WRITTEN PROBLEM:
An exact copy of the records is required, minus the pictures they hold.

Extracted data entries:
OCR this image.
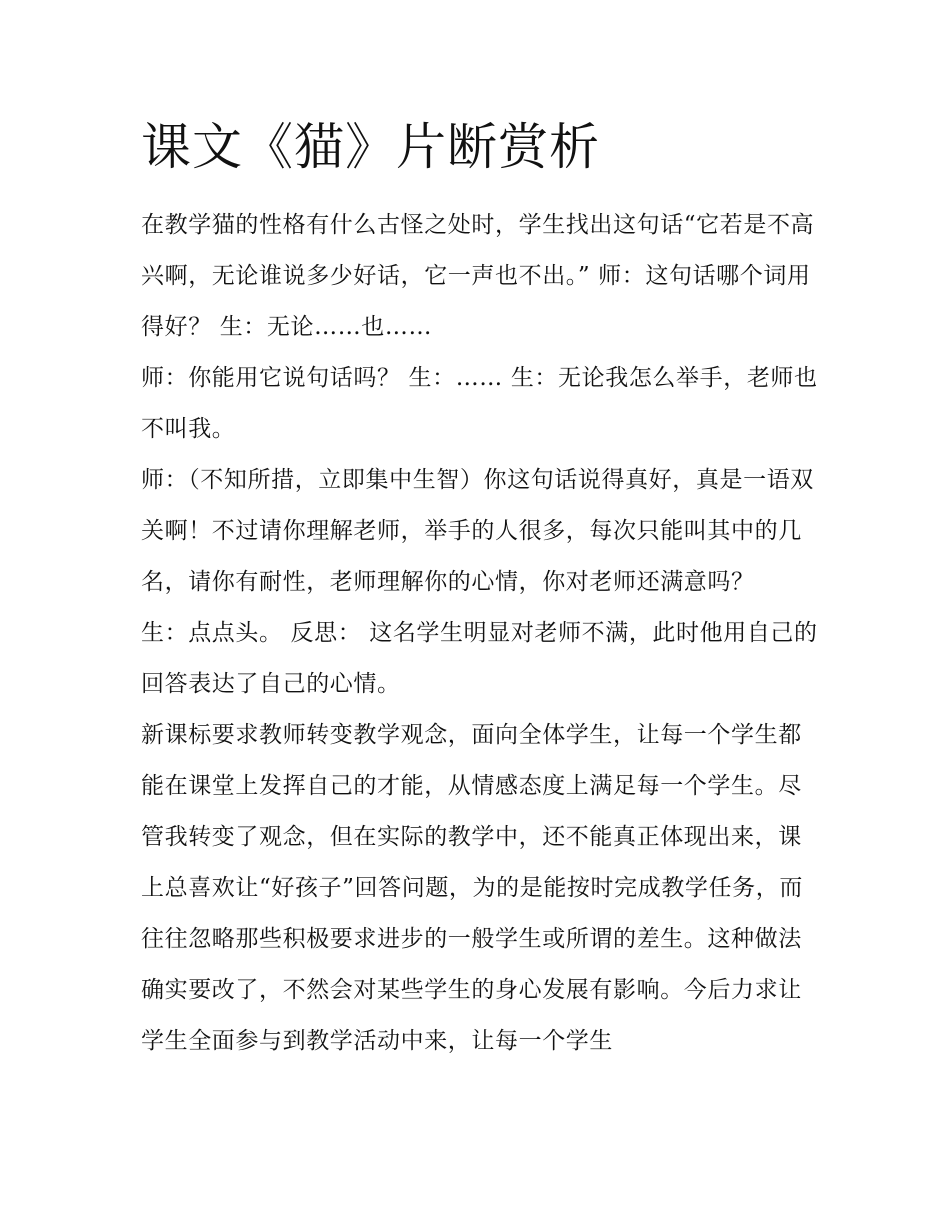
课文《猫》片断赏析

在教学猫的性格有什么古怪之处时，学生找出这句话“它若是不高兴啊，无论谁说多少好话，它一声也不出。” 师：这句话哪个词用得好？ 生：无论……也……

师：你能用它说句话吗？ 生：…… 生：无论我怎么举手，老师也不叫我。

师：（不知所措，立即集中生智）你这句话说得真好，真是一语双关啊！不过请你理解老师，举手的人很多，每次只能叫其中的几名，请你有耐性，老师理解你的心情，你对老师还满意吗？

生：点点头。 反思： 这名学生明显对老师不满，此时他用自己的回答表达了自己的心情。

新课标要求教师转变教学观念，面向全体学生，让每一个学生都能在课堂上发挥自己的才能，从情感态度上满足每一个学生。尽管我转变了观念，但在实际的教学中，还不能真正体现出来，课上总喜欢让“好孩子”回答问题，为的是能按时完成教学任务，而往往忽略那些积极要求进步的一般学生或所谓的差生。这种做法确实要改了，不然会对某些学生的身心发展有影响。今后力求让学生全面参与到教学活动中来，让每一个学生
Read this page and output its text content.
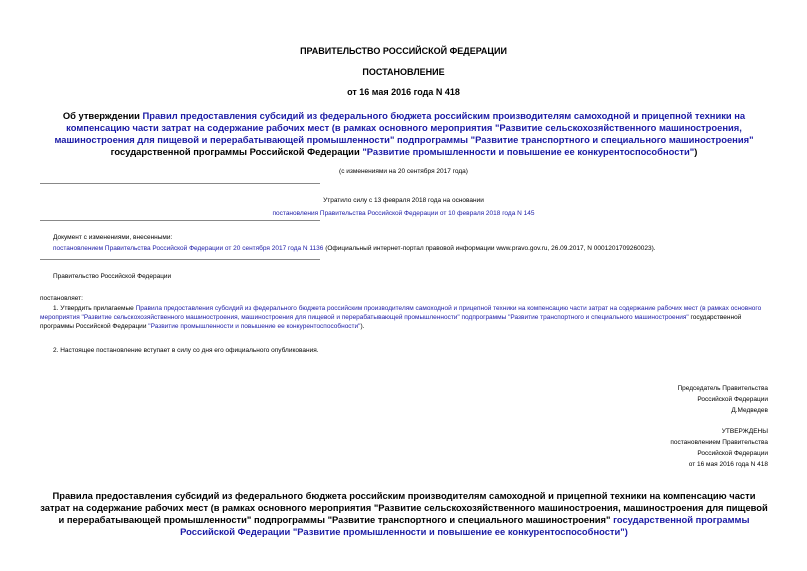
ПРАВИТЕЛЬСТВО РОССИЙСКОЙ ФЕДЕРАЦИИ
ПОСТАНОВЛЕНИЕ
от 16 мая 2016 года N 418
Об утверждении Правил предоставления субсидий из федерального бюджета российским производителям самоходной и прицепной техники на компенсацию части затрат на содержание рабочих мест (в рамках основного мероприятия "Развитие сельскохозяйственного машиностроения, машиностроения для пищевой и перерабатывающей промышленности" подпрограммы "Развитие транспортного и специального машиностроения" государственной программы Российской Федерации "Развитие промышленности и повышение ее конкурентоспособности")
(с изменениями на 20 сентября 2017 года)
Утратило силу с 13 февраля 2018 года на основании
постановления Правительства Российской Федерации от 10 февраля 2018 года N 145
Документ с изменениями, внесенными:
постановлением Правительства Российской Федерации от 20 сентября 2017 года N 1136 (Официальный интернет-портал правовой информации www.pravo.gov.ru, 26.09.2017, N 0001201709260023).
Правительство Российской Федерации
постановляет:
1. Утвердить прилагаемые Правила предоставления субсидий из федерального бюджета российским производителям самоходной и прицепной техники на компенсацию части затрат на содержание рабочих мест (в рамках основного мероприятия "Развитие сельскохозяйственного машиностроения, машиностроения для пищевой и перерабатывающей промышленности" подпрограммы "Развитие транспортного и специального машиностроения" государственной программы Российской Федерации "Развитие промышленности и повышение ее конкурентоспособности").
2. Настоящее постановление вступает в силу со дня его официального опубликования.
Председатель Правительства
Российской Федерации
Д.Медведев
УТВЕРЖДЕНЫ
постановлением Правительства
Российской Федерации
от 16 мая 2016 года N 418
Правила предоставления субсидий из федерального бюджета российским производителям самоходной и прицепной техники на компенсацию части затрат на содержание рабочих мест (в рамках основного мероприятия "Развитие сельскохозяйственного машиностроения, машиностроения для пищевой и перерабатывающей промышленности" подпрограммы "Развитие транспортного и специального машиностроения" государственной программы Российской Федерации "Развитие промышленности и повышение ее конкурентоспособности")
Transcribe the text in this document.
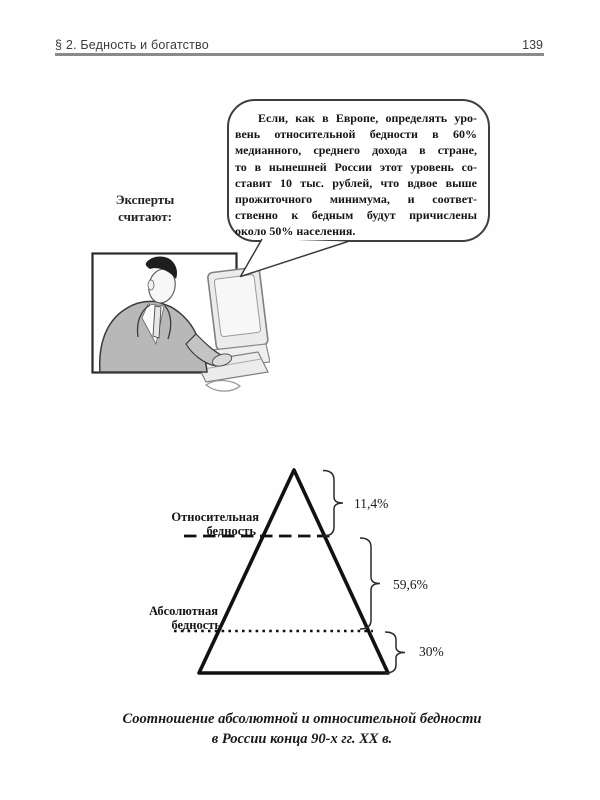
§ 2. Бедность и богатство	139
Эксперты
считают:
Если, как в Европе, определять уро-
вень относительной бедности в 60%
медианного, среднего дохода в стране,
то в нынешней России этот уровень со-
ставит 10 тыс. рублей, что вдвое выше
прожиточного минимума, и соответ-
ственно к бедным будут причислены
около 50% населения.
Относительная
бедность
Абсолютная
бедность
11,4%
59,6%
30%
Соотношение абсолютной и относительной бедности
в России конца 90-х гг. XX в.
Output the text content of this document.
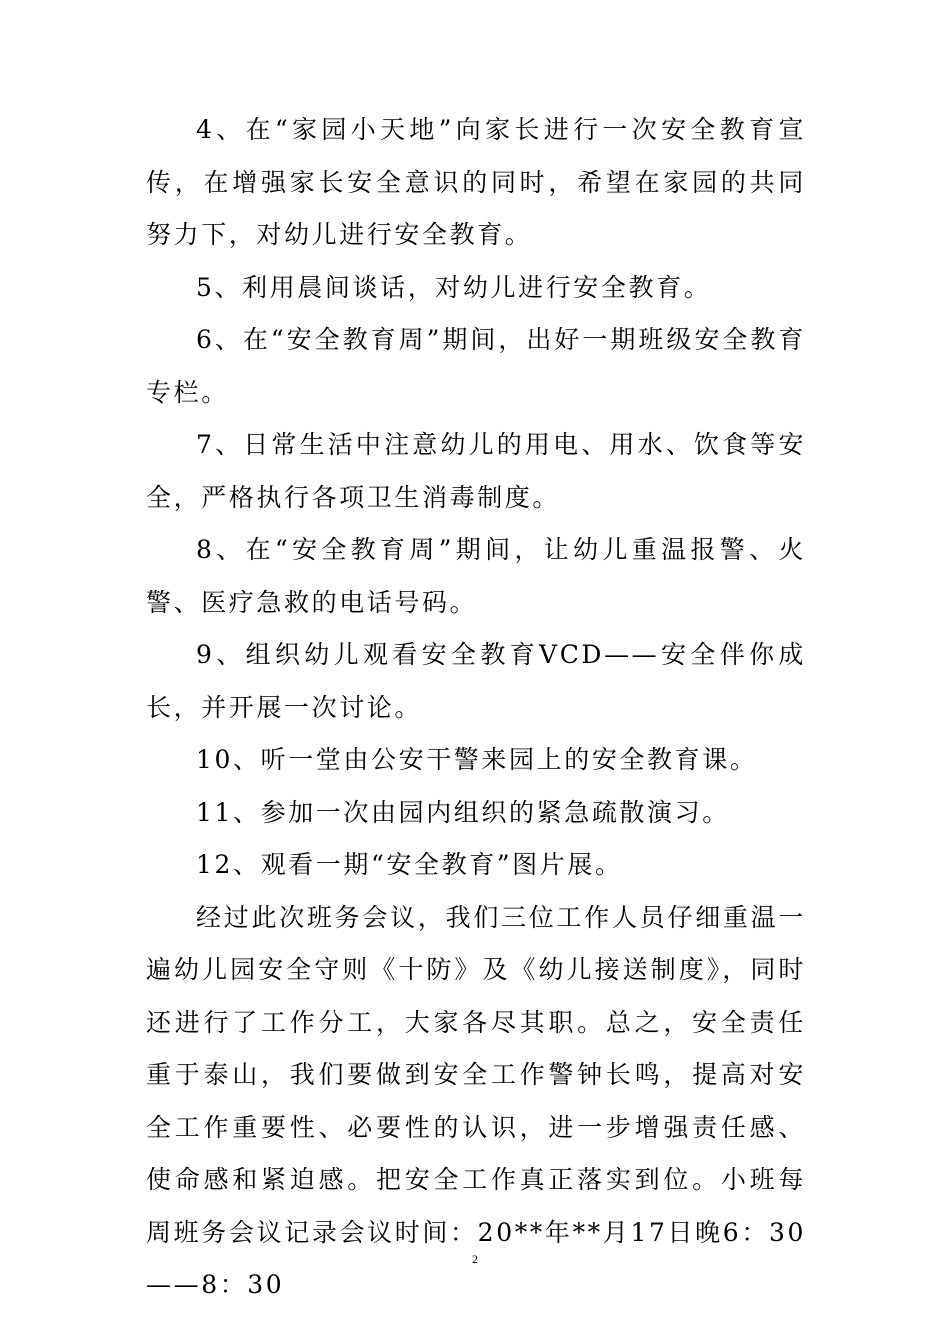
4、在“家园小天地”向家长进行一次安全教育宣传，在增强家长安全意识的同时，希望在家园的共同努力下，对幼儿进行安全教育。

5、利用晨间谈话，对幼儿进行安全教育。

6、在“安全教育周”期间，出好一期班级安全教育专栏。

7、日常生活中注意幼儿的用电、用水、饮食等安全，严格执行各项卫生消毒制度。

8、在“安全教育周”期间，让幼儿重温报警、火警、医疗急救的电话号码。

9、组织幼儿观看安全教育VCD——安全伴你成长，并开展一次讨论。

10、听一堂由公安干警来园上的安全教育课。

11、参加一次由园内组织的紧急疏散演习。

12、观看一期“安全教育”图片展。

经过此次班务会议，我们三位工作人员仔细重温一遍幼儿园安全守则《十防》及《幼儿接送制度》，同时还进行了工作分工，大家各尽其职。总之，安全责任重于泰山，我们要做到安全工作警钟长鸣，提高对安全工作重要性、必要性的认识，进一步增强责任感、使命感和紧迫感。把安全工作真正落实到位。小班每周班务会议记录会议时间：20**年**月17日晚6：30——8：30

2
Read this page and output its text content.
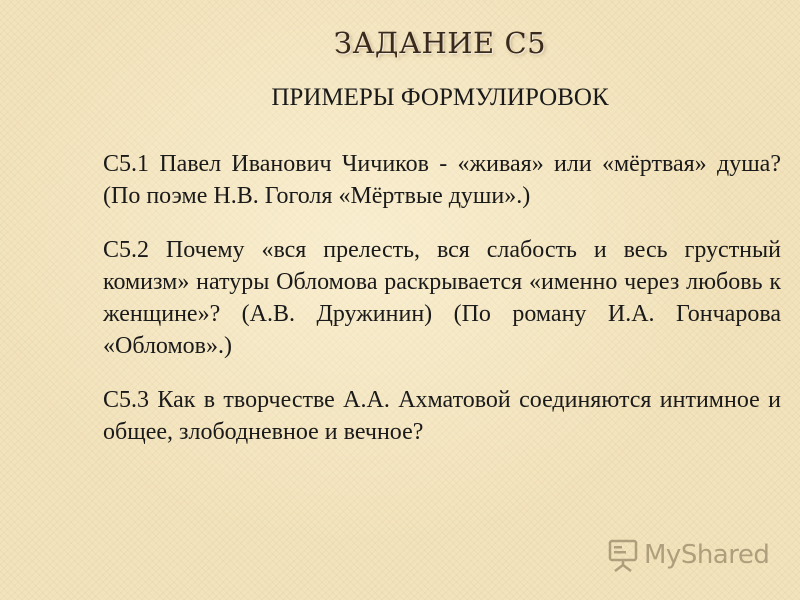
ЗАДАНИЕ С5
ПРИМЕРЫ ФОРМУЛИРОВОК

С5.1 Павел Иванович Чичиков - «живая» или «мёртвая» душа? (По поэме Н.В. Гоголя «Мёртвые души».)

С5.2 Почему «вся прелесть, вся слабость и весь грустный комизм» натуры Обломова раскрывается «именно через любовь к женщине»? (А.В. Дружинин) (По роману И.А. Гончарова «Обломов».)

С5.3 Как в творчестве А.А. Ахматовой соединяются интимное и общее, злободневное и вечное?

MyShared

RESULT OF THIS EXERCISE:
OCR this image.
课文《猫》片断赏析

在教学猫的性格有什么古怪之处时，学生找出这句话“它若是不高兴啊，无论谁说多少好话，它一声也不出。” 师：这句话哪个词用得好？ 生：无论……也……

师：你能用它说句话吗？ 生：…… 生：无论我怎么举手，老师也不叫我。

师：（不知所措，立即集中生智）你这句话说得真好，真是一语双关啊！不过请你理解老师，举手的人很多，每次只能叫其中的几名，请你有耐性，老师理解你的心情，你对老师还满意吗？

生：点点头。 反思： 这名学生明显对老师不满，此时他用自己的回答表达了自己的心情。

新课标要求教师转变教学观念，面向全体学生，让每一个学生都能在课堂上发挥自己的才能，从情感态度上满足每一个学生。尽管我转变了观念，但在实际的教学中，还不能真正体现出来，课上总喜欢让“好孩子”回答问题，为的是能按时完成教学任务，而往往忽略那些积极要求进步的一般学生或所谓的差生。这种做法确实要改了，不然会对某些学生的身心发展有影响。今后力求让学生全面参与到教学活动中来，让每一个学生
Read this page and output its text content.
ПРАВИТЕЛЬСТВО РОССИЙСКОЙ ФЕДЕРАЦИИ
ПОСТАНОВЛЕНИЕ
от 16 мая 2016 года N 418
Об утверждении Правил предоставления субсидий из федерального бюджета российским производителям самоходной и прицепной техники на компенсацию части затрат на содержание рабочих мест (в рамках основного мероприятия "Развитие сельскохозяйственного машиностроения, машиностроения для пищевой и перерабатывающей промышленности" подпрограммы "Развитие транспортного и специального машиностроения" государственной программы Российской Федерации "Развитие промышленности и повышение ее конкурентоспособности")
(с изменениями на 20 сентября 2017 года)
Утратило силу с 13 февраля 2018 года на основании
постановления Правительства Российской Федерации от 10 февраля 2018 года N 145
Документ с изменениями, внесенными:
постановлением Правительства Российской Федерации от 20 сентября 2017 года N 1136 (Официальный интернет-портал правовой информации www.pravo.gov.ru, 26.09.2017, N 0001201709260023).
Правительство Российской Федерации
постановляет:
1. Утвердить прилагаемые Правила предоставления субсидий из федерального бюджета российским производителям самоходной и прицепной техники на компенсацию части затрат на содержание рабочих мест (в рамках основного мероприятия "Развитие сельскохозяйственного машиностроения, машиностроения для пищевой и перерабатывающей промышленности" подпрограммы "Развитие транспортного и специального машиностроения" государственной программы Российской Федерации "Развитие промышленности и повышение ее конкурентоспособности").
2. Настоящее постановление вступает в силу со дня его официального опубликования.
Председатель Правительства
Российской Федерации
Д.Медведев
УТВЕРЖДЕНЫ
постановлением Правительства
Российской Федерации
от 16 мая 2016 года N 418
Правила предоставления субсидий из федерального бюджета российским производителям самоходной и прицепной техники на компенсацию части затрат на содержание рабочих мест (в рамках основного мероприятия "Развитие сельскохозяйственного машиностроения, машиностроения для пищевой и перерабатывающей промышленности" подпрограммы "Развитие транспортного и специального машиностроения" государственной программы Российской Федерации "Развитие промышленности и повышение ее конкурентоспособности")
Transcribe the text in this document.
§ 2. Бедность и богатство	139
Эксперты
считают:
Если, как в Европе, определять уро-
вень относительной бедности в 60%
медианного, среднего дохода в стране,
то в нынешней России этот уровень со-
ставит 10 тыс. рублей, что вдвое выше
прожиточного минимума, и соответ-
ственно к бедным будут причислены
около 50% населения.
Относительная
бедность
Абсолютная
бедность
11,4%
59,6%
30%
Соотношение абсолютной и относительной бедности
в России конца 90-х гг. XX в.
Output the text content of this document.
4、在“家园小天地”向家长进行一次安全教育宣传，在增强家长安全意识的同时，希望在家园的共同努力下，对幼儿进行安全教育。

5、利用晨间谈话，对幼儿进行安全教育。

6、在“安全教育周”期间，出好一期班级安全教育专栏。

7、日常生活中注意幼儿的用电、用水、饮食等安全，严格执行各项卫生消毒制度。

8、在“安全教育周”期间，让幼儿重温报警、火警、医疗急救的电话号码。

9、组织幼儿观看安全教育VCD——安全伴你成长，并开展一次讨论。

10、听一堂由公安干警来园上的安全教育课。

11、参加一次由园内组织的紧急疏散演习。

12、观看一期“安全教育”图片展。

经过此次班务会议，我们三位工作人员仔细重温一遍幼儿园安全守则《十防》及《幼儿接送制度》，同时还进行了工作分工，大家各尽其职。总之，安全责任重于泰山，我们要做到安全工作警钟长鸣，提高对安全工作重要性、必要性的认识，进一步增强责任感、使命感和紧迫感。把安全工作真正落实到位。小班每周班务会议记录会议时间：20**年**月17日晚6：30——8：30

2
Read this page and output its text content.
ЗАДАНИЕ С5
ПРИМЕРЫ ФОРМУЛИРОВОК

С5.1 Павел Иванович Чичиков - «живая» или «мёртвая» душа? (По поэме Н.В. Гоголя «Мёртвые души».)

С5.2 Почему «вся прелесть, вся слабость и весь грустный комизм» натуры Обломова раскрывается «именно через любовь к женщине»? (А.В. Дружинин) (По роману И.А. Гончарова «Обломов».)

С5.3 Как в творчестве А.А. Ахматовой соединяются интимное и общее, злободневное и вечное?

MyShared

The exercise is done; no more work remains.